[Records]
☆ ☆ ☆ ☆ ☆
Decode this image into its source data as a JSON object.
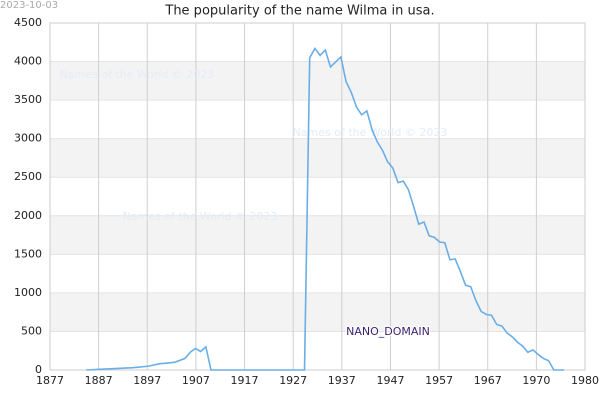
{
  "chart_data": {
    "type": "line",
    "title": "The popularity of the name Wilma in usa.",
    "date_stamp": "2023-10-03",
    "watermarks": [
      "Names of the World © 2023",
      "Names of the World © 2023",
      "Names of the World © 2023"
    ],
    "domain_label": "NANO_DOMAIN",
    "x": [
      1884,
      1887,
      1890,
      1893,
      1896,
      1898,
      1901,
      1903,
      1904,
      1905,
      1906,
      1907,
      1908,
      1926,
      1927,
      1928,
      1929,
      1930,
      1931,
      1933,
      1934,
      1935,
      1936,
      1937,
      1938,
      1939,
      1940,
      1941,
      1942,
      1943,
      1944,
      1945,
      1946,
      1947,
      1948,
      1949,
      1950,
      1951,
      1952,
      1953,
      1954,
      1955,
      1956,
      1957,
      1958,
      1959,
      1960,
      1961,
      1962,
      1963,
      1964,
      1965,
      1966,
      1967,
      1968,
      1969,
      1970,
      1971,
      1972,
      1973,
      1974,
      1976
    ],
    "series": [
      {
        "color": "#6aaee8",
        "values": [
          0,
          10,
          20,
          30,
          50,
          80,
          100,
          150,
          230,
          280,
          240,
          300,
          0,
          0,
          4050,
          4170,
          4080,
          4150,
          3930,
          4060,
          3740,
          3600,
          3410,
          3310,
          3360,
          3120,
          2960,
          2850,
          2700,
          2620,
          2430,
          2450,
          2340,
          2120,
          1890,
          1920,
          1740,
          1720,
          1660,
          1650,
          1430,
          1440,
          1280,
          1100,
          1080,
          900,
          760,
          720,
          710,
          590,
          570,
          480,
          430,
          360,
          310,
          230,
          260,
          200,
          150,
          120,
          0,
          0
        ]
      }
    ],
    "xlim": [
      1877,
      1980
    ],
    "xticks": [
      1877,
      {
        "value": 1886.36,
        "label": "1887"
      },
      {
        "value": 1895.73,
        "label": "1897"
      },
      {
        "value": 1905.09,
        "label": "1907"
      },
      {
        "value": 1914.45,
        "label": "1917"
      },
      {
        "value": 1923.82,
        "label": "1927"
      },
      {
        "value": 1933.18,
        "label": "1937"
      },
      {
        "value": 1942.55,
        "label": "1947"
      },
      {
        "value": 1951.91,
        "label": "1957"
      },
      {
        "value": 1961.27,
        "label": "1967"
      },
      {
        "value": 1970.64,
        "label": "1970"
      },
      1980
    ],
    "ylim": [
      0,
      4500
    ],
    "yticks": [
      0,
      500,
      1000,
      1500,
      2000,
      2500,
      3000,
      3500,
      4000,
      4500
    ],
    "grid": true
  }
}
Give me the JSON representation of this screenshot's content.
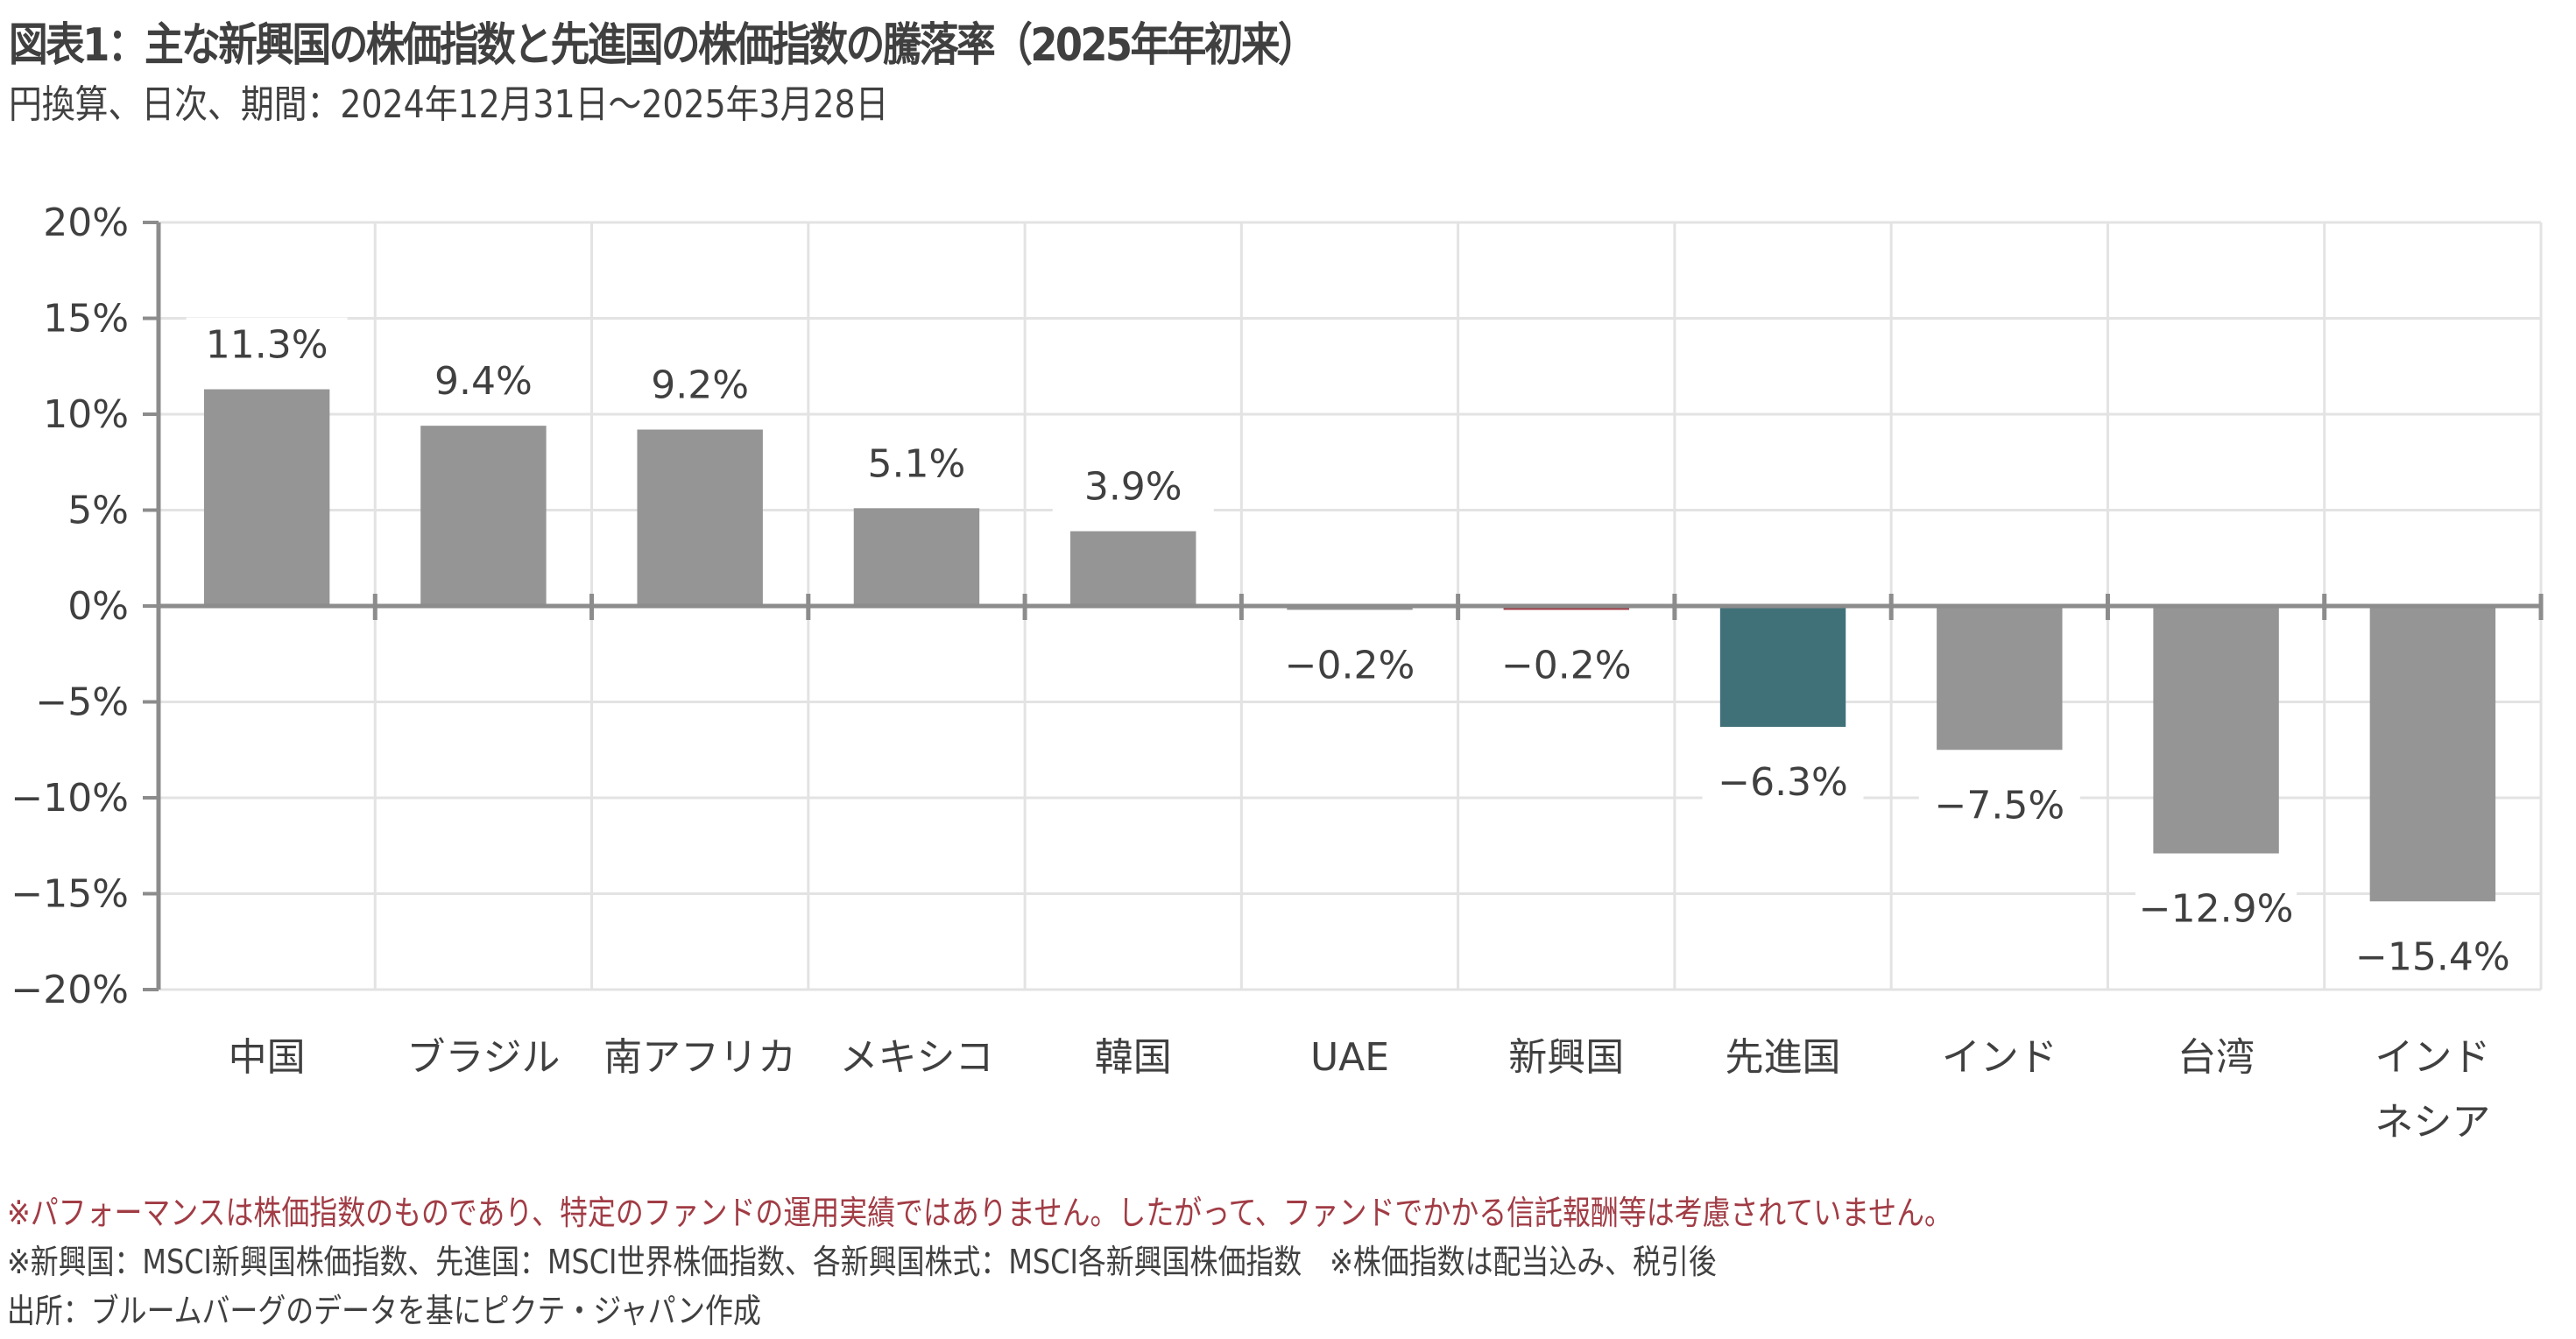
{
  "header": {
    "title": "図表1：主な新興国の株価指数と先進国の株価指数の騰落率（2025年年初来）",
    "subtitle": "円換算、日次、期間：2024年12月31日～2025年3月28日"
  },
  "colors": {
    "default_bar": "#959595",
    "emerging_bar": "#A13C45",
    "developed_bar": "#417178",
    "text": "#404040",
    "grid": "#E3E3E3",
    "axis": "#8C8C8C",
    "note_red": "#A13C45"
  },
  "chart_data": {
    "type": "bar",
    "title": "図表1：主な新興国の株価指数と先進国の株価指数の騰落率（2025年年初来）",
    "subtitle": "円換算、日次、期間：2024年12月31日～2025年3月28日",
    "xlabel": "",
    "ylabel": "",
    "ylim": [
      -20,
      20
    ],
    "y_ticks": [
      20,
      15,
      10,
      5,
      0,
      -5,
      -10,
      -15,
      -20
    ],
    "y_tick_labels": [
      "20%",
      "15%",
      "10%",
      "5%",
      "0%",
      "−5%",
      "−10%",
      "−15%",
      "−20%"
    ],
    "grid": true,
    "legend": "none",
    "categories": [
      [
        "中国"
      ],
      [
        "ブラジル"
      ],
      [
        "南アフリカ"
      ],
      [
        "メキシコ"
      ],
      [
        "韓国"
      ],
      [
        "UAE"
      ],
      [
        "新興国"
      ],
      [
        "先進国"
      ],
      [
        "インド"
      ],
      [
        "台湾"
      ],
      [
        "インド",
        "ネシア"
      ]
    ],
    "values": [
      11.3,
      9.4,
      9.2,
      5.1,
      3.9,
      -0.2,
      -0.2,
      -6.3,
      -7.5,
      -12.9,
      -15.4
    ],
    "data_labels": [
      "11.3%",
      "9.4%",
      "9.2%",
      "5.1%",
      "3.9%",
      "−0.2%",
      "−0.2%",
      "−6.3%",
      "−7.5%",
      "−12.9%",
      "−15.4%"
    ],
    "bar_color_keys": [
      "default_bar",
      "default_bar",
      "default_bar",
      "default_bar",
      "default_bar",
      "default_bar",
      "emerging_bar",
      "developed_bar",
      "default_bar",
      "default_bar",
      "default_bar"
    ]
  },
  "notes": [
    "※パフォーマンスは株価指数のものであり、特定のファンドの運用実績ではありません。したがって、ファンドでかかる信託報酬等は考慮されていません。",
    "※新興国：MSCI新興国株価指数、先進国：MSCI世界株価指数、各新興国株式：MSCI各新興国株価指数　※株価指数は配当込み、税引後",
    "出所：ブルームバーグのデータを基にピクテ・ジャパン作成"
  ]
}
☆ ☆ ☆ ☆ ☆
### [WRITTEN INSTRUCTION]
Images in the records should not be copied. Repeat all the rest exactly.

### [FINAL ANSWER]
Decode this image into its source data as a JSON object.
{
  "chart_data": {
    "type": "line",
    "title": "The popularity of the name Wilma in usa.",
    "date_stamp": "2023-10-03",
    "watermarks": [
      "Names of the World © 2023",
      "Names of the World © 2023",
      "Names of the World © 2023"
    ],
    "domain_label": "NANO_DOMAIN",
    "x": [
      1884,
      1887,
      1890,
      1893,
      1896,
      1898,
      1901,
      1903,
      1904,
      1905,
      1906,
      1907,
      1908,
      1926,
      1927,
      1928,
      1929,
      1930,
      1931,
      1933,
      1934,
      1935,
      1936,
      1937,
      1938,
      1939,
      1940,
      1941,
      1942,
      1943,
      1944,
      1945,
      1946,
      1947,
      1948,
      1949,
      1950,
      1951,
      1952,
      1953,
      1954,
      1955,
      1956,
      1957,
      1958,
      1959,
      1960,
      1961,
      1962,
      1963,
      1964,
      1965,
      1966,
      1967,
      1968,
      1969,
      1970,
      1971,
      1972,
      1973,
      1974,
      1976
    ],
    "series": [
      {
        "color": "#6aaee8",
        "values": [
          0,
          10,
          20,
          30,
          50,
          80,
          100,
          150,
          230,
          280,
          240,
          300,
          0,
          0,
          4050,
          4170,
          4080,
          4150,
          3930,
          4060,
          3740,
          3600,
          3410,
          3310,
          3360,
          3120,
          2960,
          2850,
          2700,
          2620,
          2430,
          2450,
          2340,
          2120,
          1890,
          1920,
          1740,
          1720,
          1660,
          1650,
          1430,
          1440,
          1280,
          1100,
          1080,
          900,
          760,
          720,
          710,
          590,
          570,
          480,
          430,
          360,
          310,
          230,
          260,
          200,
          150,
          120,
          0,
          0
        ]
      }
    ],
    "xlim": [
      1877,
      1980
    ],
    "xticks": [
      1877,
      {
        "value": 1886.36,
        "label": "1887"
      },
      {
        "value": 1895.73,
        "label": "1897"
      },
      {
        "value": 1905.09,
        "label": "1907"
      },
      {
        "value": 1914.45,
        "label": "1917"
      },
      {
        "value": 1923.82,
        "label": "1927"
      },
      {
        "value": 1933.18,
        "label": "1937"
      },
      {
        "value": 1942.55,
        "label": "1947"
      },
      {
        "value": 1951.91,
        "label": "1957"
      },
      {
        "value": 1961.27,
        "label": "1967"
      },
      {
        "value": 1970.64,
        "label": "1970"
      },
      1980
    ],
    "ylim": [
      0,
      4500
    ],
    "yticks": [
      0,
      500,
      1000,
      1500,
      2000,
      2500,
      3000,
      3500,
      4000,
      4500
    ],
    "grid": true
  }
}
Give me the JSON representation of this screenshot's content.
{
  "header": {
    "title": "図表1：主な新興国の株価指数と先進国の株価指数の騰落率（2025年年初来）",
    "subtitle": "円換算、日次、期間：2024年12月31日～2025年3月28日"
  },
  "colors": {
    "default_bar": "#959595",
    "emerging_bar": "#A13C45",
    "developed_bar": "#417178",
    "text": "#404040",
    "grid": "#E3E3E3",
    "axis": "#8C8C8C",
    "note_red": "#A13C45"
  },
  "chart_data": {
    "type": "bar",
    "title": "図表1：主な新興国の株価指数と先進国の株価指数の騰落率（2025年年初来）",
    "subtitle": "円換算、日次、期間：2024年12月31日～2025年3月28日",
    "xlabel": "",
    "ylabel": "",
    "ylim": [
      -20,
      20
    ],
    "y_ticks": [
      20,
      15,
      10,
      5,
      0,
      -5,
      -10,
      -15,
      -20
    ],
    "y_tick_labels": [
      "20%",
      "15%",
      "10%",
      "5%",
      "0%",
      "−5%",
      "−10%",
      "−15%",
      "−20%"
    ],
    "grid": true,
    "legend": "none",
    "categories": [
      [
        "中国"
      ],
      [
        "ブラジル"
      ],
      [
        "南アフリカ"
      ],
      [
        "メキシコ"
      ],
      [
        "韓国"
      ],
      [
        "UAE"
      ],
      [
        "新興国"
      ],
      [
        "先進国"
      ],
      [
        "インド"
      ],
      [
        "台湾"
      ],
      [
        "インド",
        "ネシア"
      ]
    ],
    "values": [
      11.3,
      9.4,
      9.2,
      5.1,
      3.9,
      -0.2,
      -0.2,
      -6.3,
      -7.5,
      -12.9,
      -15.4
    ],
    "data_labels": [
      "11.3%",
      "9.4%",
      "9.2%",
      "5.1%",
      "3.9%",
      "−0.2%",
      "−0.2%",
      "−6.3%",
      "−7.5%",
      "−12.9%",
      "−15.4%"
    ],
    "bar_color_keys": [
      "default_bar",
      "default_bar",
      "default_bar",
      "default_bar",
      "default_bar",
      "default_bar",
      "emerging_bar",
      "developed_bar",
      "default_bar",
      "default_bar",
      "default_bar"
    ]
  },
  "notes": [
    "※パフォーマンスは株価指数のものであり、特定のファンドの運用実績ではありません。したがって、ファンドでかかる信託報酬等は考慮されていません。",
    "※新興国：MSCI新興国株価指数、先進国：MSCI世界株価指数、各新興国株式：MSCI各新興国株価指数　※株価指数は配当込み、税引後",
    "出所：ブルームバーグのデータを基にピクテ・ジャパン作成"
  ]
}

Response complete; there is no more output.